Exercise material |
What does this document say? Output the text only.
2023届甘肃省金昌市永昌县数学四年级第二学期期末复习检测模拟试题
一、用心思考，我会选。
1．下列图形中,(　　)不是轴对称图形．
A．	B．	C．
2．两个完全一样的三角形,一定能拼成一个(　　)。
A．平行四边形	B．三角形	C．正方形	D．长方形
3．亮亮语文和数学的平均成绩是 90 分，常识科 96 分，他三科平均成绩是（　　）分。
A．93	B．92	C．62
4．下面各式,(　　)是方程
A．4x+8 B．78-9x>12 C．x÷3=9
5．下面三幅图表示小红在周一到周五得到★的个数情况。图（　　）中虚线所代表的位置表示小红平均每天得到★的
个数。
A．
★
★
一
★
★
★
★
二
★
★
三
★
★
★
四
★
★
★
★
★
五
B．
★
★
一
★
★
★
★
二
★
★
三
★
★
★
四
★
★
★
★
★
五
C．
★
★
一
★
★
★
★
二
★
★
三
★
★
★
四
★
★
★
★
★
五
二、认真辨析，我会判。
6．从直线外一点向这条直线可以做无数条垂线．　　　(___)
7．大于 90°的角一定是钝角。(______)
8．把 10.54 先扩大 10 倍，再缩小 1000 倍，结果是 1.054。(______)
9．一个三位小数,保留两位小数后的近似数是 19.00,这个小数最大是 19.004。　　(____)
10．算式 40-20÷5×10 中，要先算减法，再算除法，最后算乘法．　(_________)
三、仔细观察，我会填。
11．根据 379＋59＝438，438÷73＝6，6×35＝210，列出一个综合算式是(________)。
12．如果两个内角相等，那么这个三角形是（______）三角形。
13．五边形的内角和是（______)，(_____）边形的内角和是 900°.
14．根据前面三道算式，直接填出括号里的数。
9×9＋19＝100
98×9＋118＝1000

Exercise task |
Repeat the material above in full, keeping every word.

The reply |
What does this document say? Output the text only.
2023届甘肃省金昌市永昌县数学四年级第二学期期末复习检测模拟试题
一、用心思考，我会选。
1．下列图形中,(　　)不是轴对称图形．
A．	B．	C．
2．两个完全一样的三角形,一定能拼成一个(　　)。
A．平行四边形	B．三角形	C．正方形	D．长方形
3．亮亮语文和数学的平均成绩是 90 分，常识科 96 分，他三科平均成绩是（　　）分。
A．93	B．92	C．62
4．下面各式,(　　)是方程
A．4x+8 B．78-9x>12 C．x÷3=9
5．下面三幅图表示小红在周一到周五得到★的个数情况。图（　　）中虚线所代表的位置表示小红平均每天得到★的
个数。
A．
★
★
一
★
★
★
★
二
★
★
三
★
★
★
四
★
★
★
★
★
五
B．
★
★
一
★
★
★
★
二
★
★
三
★
★
★
四
★
★
★
★
★
五
C．
★
★
一
★
★
★
★
二
★
★
三
★
★
★
四
★
★
★
★
★
五
二、认真辨析，我会判。
6．从直线外一点向这条直线可以做无数条垂线．　　　(___)
7．大于 90°的角一定是钝角。(______)
8．把 10.54 先扩大 10 倍，再缩小 1000 倍，结果是 1.054。(______)
9．一个三位小数,保留两位小数后的近似数是 19.00,这个小数最大是 19.004。　　(____)
10．算式 40-20÷5×10 中，要先算减法，再算除法，最后算乘法．　(_________)
三、仔细观察，我会填。
11．根据 379＋59＝438，438÷73＝6，6×35＝210，列出一个综合算式是(________)。
12．如果两个内角相等，那么这个三角形是（______）三角形。
13．五边形的内角和是（______)，(_____）边形的内角和是 900°.
14．根据前面三道算式，直接填出括号里的数。
9×9＋19＝100
98×9＋118＝1000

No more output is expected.